▶ **ENTRIES**
____________________

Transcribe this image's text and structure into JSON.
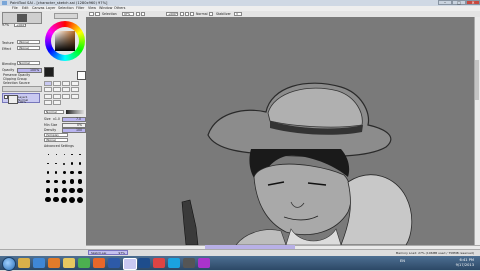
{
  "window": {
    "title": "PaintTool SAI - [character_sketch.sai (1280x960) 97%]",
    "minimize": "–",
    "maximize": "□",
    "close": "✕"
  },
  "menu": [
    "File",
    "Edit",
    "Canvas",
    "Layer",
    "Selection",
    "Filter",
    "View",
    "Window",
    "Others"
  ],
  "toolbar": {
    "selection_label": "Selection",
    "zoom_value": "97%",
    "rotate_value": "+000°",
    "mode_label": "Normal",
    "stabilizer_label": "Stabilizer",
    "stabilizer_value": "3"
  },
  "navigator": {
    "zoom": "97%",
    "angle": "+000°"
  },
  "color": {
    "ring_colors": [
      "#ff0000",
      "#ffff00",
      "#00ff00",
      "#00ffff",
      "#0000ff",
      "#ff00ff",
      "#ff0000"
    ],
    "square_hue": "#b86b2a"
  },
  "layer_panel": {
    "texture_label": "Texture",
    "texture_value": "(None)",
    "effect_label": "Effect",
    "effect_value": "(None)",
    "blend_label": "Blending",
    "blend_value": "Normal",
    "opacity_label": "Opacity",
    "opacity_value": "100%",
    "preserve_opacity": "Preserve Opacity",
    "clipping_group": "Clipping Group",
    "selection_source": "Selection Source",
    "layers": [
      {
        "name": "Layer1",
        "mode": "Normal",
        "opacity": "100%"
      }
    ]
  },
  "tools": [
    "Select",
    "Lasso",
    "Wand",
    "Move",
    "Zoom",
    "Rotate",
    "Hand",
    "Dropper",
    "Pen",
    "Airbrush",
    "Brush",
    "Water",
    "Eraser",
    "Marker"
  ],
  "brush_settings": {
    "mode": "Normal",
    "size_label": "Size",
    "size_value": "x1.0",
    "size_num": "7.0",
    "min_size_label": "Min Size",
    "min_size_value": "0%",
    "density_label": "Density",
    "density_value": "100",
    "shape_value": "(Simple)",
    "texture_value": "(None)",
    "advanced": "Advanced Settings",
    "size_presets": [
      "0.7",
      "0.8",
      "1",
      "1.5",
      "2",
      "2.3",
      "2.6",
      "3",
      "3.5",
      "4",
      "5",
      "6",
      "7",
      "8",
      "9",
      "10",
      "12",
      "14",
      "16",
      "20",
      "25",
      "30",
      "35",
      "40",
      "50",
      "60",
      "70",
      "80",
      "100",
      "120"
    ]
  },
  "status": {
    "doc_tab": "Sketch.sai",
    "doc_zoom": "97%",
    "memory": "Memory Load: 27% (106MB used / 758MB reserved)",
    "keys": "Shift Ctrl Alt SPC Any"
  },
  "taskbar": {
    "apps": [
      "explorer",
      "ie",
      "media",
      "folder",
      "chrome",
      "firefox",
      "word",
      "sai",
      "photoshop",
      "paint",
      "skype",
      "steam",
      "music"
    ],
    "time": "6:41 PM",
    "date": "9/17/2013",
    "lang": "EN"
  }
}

____________________

▶ **WORK TO COMPLETE**
List all lines above in which the string "Normal" appears.

▶ **SOLUTION FOR THIS EXERCISE**
    "mode_label": "Normal",
    "blend_value": "Normal",
        "mode": "Normal",
    "mode": "Normal",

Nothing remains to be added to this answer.